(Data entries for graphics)

[Begin]

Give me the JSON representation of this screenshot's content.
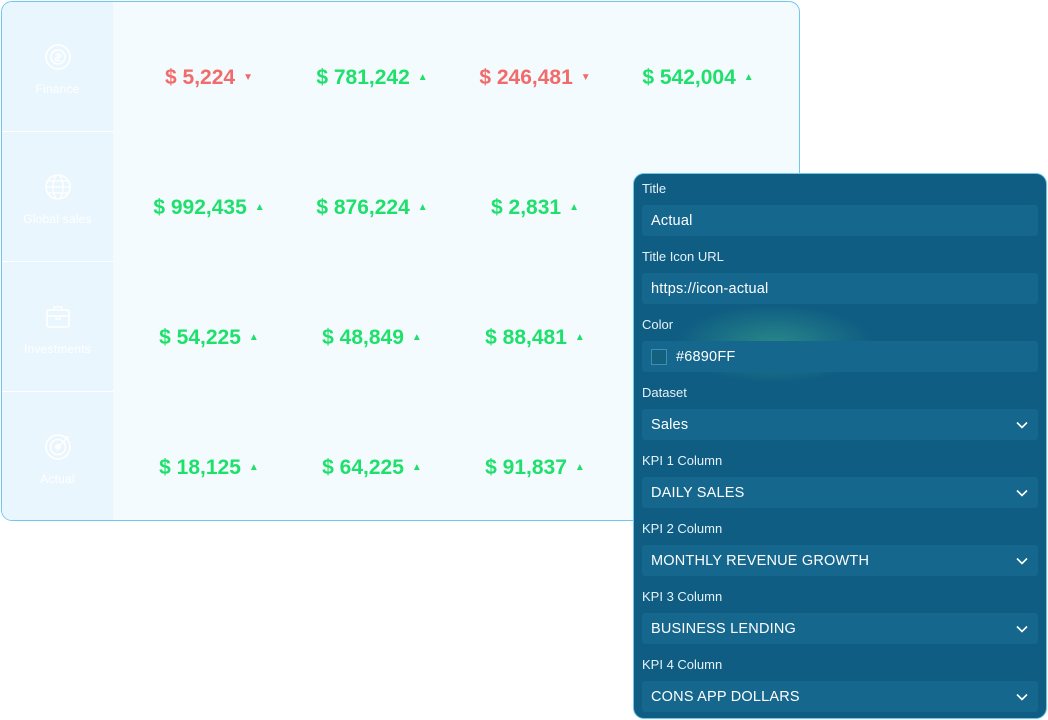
{
  "dashboard": {
    "rows": [
      {
        "name": "Finance",
        "icon": "target-coin-icon",
        "kpis": [
          {
            "label": "",
            "value": "$ 5,224",
            "trend": "down"
          },
          {
            "label": "",
            "value": "$ 781,242",
            "trend": "up"
          },
          {
            "label": "",
            "value": "$ 246,481",
            "trend": "down"
          },
          {
            "label": "",
            "value": "$ 542,004",
            "trend": "up"
          }
        ]
      },
      {
        "name": "Global sales",
        "icon": "globe-icon",
        "kpis": [
          {
            "label": "",
            "value": "$ 992,435",
            "trend": "up"
          },
          {
            "label": "",
            "value": "$ 876,224",
            "trend": "up"
          },
          {
            "label": "",
            "value": "$ 2,831",
            "trend": "up"
          }
        ]
      },
      {
        "name": "Investments",
        "icon": "briefcase-icon",
        "kpis": [
          {
            "label": "",
            "value": "$ 54,225",
            "trend": "up"
          },
          {
            "label": "",
            "value": "$ 48,849",
            "trend": "up"
          },
          {
            "label": "",
            "value": "$ 88,481",
            "trend": "up"
          }
        ]
      },
      {
        "name": "Actual",
        "icon": "target-icon",
        "kpis": [
          {
            "label": "",
            "value": "$ 18,125",
            "trend": "up"
          },
          {
            "label": "",
            "value": "$ 64,225",
            "trend": "up"
          },
          {
            "label": "",
            "value": "$ 91,837",
            "trend": "up"
          }
        ]
      }
    ],
    "up_color": "#1EE06A",
    "down_color": "#F26B6B"
  },
  "panel": {
    "fields": [
      {
        "label": "Title",
        "value": "Actual",
        "type": "text"
      },
      {
        "label": "Title Icon URL",
        "value": "https://icon-actual",
        "type": "text"
      },
      {
        "label": "Color",
        "value": "#6890FF",
        "type": "color"
      },
      {
        "label": "Dataset",
        "value": "Sales",
        "type": "select"
      },
      {
        "label": "KPI 1 Column",
        "value": "DAILY SALES",
        "type": "select"
      },
      {
        "label": "KPI 2 Column",
        "value": "MONTHLY REVENUE GROWTH",
        "type": "select"
      },
      {
        "label": "KPI 3 Column",
        "value": "BUSINESS LENDING",
        "type": "select"
      },
      {
        "label": "KPI 4 Column",
        "value": "CONS APP DOLLARS",
        "type": "select"
      }
    ],
    "background": "#0F5D83"
  }
}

[End]

(WORK INSTRUCTIONS):
Extract every line containing the string "name" from the data above.

(EXPECTED OUTPUT):
        "name": "Finance",
        "name": "Global sales",
        "name": "Investments",
        "name": "Actual",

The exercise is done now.